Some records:
╭──

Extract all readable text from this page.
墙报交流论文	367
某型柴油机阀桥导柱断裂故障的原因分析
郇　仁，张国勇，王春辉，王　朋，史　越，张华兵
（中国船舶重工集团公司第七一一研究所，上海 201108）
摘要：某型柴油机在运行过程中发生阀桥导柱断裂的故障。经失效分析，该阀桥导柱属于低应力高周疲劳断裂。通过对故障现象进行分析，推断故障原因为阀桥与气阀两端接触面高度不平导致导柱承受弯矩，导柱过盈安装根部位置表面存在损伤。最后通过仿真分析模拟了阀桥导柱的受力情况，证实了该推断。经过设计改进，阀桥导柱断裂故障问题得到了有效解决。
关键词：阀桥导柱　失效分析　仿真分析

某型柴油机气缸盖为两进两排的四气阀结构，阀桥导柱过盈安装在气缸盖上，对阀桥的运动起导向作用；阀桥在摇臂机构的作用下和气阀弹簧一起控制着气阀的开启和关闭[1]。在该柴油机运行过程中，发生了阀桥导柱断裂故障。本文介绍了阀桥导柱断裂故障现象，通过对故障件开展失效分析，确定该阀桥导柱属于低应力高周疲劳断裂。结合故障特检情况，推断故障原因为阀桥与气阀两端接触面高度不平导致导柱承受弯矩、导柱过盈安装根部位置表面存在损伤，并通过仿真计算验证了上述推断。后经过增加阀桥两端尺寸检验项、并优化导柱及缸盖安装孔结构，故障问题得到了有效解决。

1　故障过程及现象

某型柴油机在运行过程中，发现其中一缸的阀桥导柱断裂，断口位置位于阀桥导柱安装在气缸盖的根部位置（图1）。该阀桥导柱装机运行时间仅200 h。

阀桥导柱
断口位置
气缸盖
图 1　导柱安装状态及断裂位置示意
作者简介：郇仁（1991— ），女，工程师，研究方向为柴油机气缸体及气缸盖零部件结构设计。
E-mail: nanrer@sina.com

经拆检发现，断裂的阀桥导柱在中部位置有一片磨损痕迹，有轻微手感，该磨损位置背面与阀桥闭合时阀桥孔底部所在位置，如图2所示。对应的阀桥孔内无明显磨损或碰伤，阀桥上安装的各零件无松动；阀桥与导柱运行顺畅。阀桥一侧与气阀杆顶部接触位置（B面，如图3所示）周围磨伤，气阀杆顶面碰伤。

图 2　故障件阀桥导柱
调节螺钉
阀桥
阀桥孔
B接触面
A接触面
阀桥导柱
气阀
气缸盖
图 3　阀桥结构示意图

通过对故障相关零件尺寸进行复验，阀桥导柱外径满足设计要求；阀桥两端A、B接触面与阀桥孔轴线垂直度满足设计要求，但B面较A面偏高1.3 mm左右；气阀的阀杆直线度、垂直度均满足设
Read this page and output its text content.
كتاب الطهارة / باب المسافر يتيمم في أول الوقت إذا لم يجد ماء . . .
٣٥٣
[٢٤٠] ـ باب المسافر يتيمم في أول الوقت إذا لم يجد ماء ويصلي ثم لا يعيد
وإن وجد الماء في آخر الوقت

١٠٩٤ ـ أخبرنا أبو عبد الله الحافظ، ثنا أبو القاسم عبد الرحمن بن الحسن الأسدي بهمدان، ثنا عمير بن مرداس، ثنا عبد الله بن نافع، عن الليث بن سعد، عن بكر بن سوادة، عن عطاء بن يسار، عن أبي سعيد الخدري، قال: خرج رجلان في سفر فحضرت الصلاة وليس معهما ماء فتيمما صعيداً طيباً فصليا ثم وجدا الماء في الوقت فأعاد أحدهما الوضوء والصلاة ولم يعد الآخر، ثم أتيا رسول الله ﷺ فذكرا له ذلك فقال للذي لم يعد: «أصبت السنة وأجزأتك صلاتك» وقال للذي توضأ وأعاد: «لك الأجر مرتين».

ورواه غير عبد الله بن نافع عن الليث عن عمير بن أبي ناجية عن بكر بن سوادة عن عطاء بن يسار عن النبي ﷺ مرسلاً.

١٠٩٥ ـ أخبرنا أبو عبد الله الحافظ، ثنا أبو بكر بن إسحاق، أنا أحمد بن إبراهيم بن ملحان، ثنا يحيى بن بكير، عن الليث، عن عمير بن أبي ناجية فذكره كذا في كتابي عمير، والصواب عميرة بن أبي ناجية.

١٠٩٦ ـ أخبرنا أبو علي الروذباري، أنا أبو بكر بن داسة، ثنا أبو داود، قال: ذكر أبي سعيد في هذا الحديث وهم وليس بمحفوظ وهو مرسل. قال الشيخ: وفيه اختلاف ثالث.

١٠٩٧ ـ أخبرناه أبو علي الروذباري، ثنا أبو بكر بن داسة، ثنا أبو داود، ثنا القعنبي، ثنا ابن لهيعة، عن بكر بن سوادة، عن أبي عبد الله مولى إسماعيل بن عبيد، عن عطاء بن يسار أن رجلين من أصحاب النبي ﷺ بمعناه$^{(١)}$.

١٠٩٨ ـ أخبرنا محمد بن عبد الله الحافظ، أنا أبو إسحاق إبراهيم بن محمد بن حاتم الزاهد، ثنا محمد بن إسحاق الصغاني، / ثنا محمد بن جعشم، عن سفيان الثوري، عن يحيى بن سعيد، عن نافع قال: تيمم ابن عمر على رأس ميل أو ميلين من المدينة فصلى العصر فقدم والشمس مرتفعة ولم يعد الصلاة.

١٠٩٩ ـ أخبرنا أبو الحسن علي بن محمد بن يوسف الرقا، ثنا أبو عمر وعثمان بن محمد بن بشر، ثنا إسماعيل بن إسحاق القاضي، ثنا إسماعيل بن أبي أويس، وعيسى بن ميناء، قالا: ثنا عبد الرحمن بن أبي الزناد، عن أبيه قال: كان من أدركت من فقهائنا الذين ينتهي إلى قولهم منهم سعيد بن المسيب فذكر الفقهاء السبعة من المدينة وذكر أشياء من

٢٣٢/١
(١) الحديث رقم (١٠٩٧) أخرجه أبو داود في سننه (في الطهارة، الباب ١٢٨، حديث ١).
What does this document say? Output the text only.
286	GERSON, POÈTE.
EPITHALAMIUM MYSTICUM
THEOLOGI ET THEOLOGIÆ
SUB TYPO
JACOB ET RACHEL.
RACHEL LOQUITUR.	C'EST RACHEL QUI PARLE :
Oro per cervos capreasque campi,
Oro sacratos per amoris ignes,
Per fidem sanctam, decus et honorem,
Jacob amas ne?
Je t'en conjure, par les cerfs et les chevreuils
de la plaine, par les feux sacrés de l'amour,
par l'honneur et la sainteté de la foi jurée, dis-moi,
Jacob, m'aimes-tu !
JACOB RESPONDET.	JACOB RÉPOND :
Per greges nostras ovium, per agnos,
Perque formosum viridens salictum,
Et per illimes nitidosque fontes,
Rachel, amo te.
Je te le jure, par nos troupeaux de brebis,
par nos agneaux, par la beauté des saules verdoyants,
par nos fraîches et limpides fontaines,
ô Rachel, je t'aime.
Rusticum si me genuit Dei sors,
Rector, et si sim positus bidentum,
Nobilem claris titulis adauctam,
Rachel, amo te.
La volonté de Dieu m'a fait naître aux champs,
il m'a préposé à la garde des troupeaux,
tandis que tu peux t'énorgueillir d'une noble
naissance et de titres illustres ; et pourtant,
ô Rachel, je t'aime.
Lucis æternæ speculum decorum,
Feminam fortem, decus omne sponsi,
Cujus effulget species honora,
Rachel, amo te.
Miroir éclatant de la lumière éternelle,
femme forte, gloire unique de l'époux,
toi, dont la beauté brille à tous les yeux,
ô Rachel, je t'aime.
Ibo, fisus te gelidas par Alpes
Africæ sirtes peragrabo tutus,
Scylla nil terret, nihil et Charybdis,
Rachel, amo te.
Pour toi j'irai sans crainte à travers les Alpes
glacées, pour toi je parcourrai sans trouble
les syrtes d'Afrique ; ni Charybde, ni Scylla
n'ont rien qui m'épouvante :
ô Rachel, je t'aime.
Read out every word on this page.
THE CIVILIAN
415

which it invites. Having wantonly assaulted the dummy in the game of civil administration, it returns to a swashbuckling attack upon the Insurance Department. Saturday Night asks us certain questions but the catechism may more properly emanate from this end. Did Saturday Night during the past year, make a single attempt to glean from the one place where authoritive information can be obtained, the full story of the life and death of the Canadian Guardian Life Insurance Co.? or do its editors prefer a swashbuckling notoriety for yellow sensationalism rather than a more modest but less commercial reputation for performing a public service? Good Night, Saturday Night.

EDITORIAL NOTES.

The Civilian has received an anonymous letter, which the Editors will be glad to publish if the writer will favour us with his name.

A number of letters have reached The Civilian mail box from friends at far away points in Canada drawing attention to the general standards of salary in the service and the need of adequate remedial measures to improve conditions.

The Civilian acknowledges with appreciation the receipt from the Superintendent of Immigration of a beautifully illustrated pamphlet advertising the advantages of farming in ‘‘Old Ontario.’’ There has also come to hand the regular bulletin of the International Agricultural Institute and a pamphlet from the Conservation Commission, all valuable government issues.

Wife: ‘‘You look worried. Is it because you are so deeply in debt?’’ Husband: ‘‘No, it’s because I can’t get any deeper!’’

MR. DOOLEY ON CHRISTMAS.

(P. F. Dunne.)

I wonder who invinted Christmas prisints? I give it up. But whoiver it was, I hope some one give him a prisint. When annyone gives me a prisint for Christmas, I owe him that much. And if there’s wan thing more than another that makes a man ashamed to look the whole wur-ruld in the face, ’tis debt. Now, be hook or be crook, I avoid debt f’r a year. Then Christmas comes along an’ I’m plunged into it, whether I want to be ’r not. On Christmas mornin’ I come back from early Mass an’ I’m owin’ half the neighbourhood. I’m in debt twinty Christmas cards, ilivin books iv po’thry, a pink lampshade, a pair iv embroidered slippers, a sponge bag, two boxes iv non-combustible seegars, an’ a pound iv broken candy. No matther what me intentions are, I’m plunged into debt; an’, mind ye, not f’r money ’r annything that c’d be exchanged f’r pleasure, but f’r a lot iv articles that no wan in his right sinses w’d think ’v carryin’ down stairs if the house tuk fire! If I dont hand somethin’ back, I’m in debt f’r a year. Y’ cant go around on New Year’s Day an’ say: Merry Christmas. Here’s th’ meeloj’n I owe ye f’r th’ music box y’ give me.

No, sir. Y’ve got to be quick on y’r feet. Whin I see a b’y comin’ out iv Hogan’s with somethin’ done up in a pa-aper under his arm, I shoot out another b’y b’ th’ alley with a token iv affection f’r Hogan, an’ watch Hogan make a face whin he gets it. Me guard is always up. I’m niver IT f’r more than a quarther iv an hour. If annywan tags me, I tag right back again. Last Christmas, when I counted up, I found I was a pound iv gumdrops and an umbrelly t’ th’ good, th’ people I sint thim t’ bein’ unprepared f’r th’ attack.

╰──

Direction:
Extract every line above containing the word "الوقت".

Solved exercise:
كتاب الطهارة / باب المسافر يتيمم في أول الوقت إذا لم يجد ماء . . .
[٢٤٠] ـ باب المسافر يتيمم في أول الوقت إذا لم يجد ماء ويصلي ثم لا يعيد
وإن وجد الماء في آخر الوقت
١٠٩٤ ـ أخبرنا أبو عبد الله الحافظ، ثنا أبو القاسم عبد الرحمن بن الحسن الأسدي بهمدان، ثنا عمير بن مرداس، ثنا عبد الله بن نافع، عن الليث بن سعد، عن بكر بن سوادة، عن عطاء بن يسار، عن أبي سعيد الخدري، قال: خرج رجلان في سفر فحضرت الصلاة وليس معهما ماء فتيمما صعيداً طيباً فصليا ثم وجدا الماء في الوقت فأعاد أحدهما الوضوء والصلاة ولم يعد الآخر، ثم أتيا رسول الله ﷺ فذكرا له ذلك فقال للذي لم يعد: «أصبت السنة وأجزأتك صلاتك» وقال للذي توضأ وأعاد: «لك الأجر مرتين».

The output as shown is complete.